[Start of Recorded data]

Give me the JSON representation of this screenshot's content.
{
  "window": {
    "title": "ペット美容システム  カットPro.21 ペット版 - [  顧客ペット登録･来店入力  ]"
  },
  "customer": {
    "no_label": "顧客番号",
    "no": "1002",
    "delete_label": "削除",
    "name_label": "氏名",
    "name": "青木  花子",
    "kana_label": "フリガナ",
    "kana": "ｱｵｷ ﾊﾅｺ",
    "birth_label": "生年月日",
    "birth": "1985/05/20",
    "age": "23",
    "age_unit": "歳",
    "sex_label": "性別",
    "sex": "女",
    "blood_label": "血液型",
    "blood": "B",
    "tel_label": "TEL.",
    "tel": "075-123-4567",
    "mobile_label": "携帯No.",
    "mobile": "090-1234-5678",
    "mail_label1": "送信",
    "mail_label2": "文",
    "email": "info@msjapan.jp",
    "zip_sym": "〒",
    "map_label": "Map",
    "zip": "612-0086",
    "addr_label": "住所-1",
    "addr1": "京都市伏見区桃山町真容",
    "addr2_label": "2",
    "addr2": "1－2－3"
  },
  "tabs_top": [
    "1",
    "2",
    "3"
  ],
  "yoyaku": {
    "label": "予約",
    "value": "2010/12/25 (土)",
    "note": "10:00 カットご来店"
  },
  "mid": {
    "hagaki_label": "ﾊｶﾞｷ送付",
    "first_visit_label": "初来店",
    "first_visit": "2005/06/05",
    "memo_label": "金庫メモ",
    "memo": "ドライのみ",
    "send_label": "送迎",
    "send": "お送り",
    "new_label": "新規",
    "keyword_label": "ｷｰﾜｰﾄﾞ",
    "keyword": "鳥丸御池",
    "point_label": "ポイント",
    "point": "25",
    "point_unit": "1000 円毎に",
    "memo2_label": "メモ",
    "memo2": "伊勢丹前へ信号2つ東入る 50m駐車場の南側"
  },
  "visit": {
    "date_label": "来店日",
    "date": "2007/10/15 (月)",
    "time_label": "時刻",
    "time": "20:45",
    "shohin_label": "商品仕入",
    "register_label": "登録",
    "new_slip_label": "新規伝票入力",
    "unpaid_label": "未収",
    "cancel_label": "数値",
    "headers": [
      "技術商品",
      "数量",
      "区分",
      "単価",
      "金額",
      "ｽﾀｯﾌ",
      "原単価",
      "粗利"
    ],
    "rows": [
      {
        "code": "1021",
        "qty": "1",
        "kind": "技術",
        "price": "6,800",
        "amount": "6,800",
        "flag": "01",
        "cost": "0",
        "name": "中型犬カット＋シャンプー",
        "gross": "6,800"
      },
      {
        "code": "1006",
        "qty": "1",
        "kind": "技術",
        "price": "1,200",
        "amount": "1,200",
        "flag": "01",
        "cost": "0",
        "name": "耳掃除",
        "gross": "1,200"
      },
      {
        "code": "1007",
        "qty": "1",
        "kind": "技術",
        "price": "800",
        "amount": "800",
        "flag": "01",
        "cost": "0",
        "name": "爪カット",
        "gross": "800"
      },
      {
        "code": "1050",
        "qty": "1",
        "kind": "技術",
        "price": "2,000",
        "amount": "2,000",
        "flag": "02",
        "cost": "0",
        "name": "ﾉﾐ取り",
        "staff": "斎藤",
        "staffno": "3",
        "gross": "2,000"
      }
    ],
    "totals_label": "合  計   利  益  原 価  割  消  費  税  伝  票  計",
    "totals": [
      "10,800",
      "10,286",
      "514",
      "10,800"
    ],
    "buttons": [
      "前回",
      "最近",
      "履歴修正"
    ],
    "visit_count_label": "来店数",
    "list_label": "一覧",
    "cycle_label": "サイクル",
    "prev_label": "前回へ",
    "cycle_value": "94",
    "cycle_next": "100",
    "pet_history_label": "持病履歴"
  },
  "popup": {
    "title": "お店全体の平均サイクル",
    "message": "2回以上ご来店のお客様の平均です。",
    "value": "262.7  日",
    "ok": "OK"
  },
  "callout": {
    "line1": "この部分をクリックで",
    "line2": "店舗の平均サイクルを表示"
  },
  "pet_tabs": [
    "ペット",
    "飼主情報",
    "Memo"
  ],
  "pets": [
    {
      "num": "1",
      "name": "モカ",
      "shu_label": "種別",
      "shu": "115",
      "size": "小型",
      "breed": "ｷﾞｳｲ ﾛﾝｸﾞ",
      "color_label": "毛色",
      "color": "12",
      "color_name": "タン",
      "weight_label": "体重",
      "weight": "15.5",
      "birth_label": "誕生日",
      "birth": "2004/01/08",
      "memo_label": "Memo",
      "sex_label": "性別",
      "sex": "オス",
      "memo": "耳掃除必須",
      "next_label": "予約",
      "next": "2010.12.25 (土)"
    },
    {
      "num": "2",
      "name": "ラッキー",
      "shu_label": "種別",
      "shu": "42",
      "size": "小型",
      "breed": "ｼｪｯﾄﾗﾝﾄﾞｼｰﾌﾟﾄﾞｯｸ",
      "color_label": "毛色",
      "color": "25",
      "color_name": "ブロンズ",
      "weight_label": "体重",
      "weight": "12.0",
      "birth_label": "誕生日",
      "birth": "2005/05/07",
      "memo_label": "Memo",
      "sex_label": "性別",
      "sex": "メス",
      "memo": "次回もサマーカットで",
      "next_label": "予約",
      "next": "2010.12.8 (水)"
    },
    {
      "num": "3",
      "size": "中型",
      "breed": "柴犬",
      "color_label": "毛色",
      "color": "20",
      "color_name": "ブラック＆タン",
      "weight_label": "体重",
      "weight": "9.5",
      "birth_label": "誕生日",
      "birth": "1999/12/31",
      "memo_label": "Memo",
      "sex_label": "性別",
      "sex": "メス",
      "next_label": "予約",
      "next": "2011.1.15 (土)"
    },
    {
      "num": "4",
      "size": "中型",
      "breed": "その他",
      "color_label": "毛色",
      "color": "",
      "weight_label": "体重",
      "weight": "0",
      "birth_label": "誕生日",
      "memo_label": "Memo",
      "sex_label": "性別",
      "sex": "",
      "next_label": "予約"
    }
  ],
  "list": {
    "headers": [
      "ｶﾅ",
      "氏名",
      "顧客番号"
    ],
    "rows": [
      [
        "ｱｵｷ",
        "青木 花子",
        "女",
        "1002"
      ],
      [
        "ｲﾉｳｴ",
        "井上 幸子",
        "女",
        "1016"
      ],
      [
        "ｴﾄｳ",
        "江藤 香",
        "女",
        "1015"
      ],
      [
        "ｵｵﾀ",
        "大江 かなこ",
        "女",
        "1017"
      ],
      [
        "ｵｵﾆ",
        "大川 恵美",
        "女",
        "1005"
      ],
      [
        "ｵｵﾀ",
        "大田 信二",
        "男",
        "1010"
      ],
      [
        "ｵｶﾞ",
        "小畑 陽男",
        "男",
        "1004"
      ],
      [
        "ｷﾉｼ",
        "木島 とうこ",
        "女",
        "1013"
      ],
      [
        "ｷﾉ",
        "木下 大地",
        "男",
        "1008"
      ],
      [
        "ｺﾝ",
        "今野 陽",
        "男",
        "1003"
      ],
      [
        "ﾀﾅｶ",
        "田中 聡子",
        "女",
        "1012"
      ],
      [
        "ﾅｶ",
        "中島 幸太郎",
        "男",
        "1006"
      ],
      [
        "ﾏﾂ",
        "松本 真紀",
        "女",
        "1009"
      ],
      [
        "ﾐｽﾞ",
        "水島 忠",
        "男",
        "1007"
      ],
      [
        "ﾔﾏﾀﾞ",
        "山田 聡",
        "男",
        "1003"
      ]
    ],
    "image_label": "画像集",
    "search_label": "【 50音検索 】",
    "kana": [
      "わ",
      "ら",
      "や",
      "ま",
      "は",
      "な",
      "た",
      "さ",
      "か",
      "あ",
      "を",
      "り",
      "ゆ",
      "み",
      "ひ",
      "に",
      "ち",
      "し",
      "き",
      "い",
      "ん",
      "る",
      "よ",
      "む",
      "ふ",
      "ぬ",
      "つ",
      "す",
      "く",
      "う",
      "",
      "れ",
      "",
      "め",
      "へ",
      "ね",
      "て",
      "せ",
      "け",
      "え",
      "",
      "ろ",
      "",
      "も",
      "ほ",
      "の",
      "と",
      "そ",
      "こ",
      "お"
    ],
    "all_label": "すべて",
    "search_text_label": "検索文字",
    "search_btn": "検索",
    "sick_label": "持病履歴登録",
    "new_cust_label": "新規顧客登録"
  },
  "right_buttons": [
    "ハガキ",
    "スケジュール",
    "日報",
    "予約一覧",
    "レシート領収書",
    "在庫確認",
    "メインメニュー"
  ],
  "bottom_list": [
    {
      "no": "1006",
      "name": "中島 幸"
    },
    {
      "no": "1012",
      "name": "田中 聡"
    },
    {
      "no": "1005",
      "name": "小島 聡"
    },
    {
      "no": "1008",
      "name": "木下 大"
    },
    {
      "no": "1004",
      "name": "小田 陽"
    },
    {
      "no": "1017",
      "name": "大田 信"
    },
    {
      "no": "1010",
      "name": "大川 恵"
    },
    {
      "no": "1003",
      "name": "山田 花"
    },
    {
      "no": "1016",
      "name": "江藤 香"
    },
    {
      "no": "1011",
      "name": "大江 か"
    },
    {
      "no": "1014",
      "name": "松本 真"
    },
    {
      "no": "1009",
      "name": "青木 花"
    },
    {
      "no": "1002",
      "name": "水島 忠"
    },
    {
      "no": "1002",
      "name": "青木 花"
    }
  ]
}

[End of Recorded data]

__Request__: Copy out every line that includes the word "title".

__Completed exercise__:
    "title": "ペット美容システム  カットPro.21 ペット版 - [  顧客ペット登録･来店入力  ]"
    "title": "お店全体の平均サイクル",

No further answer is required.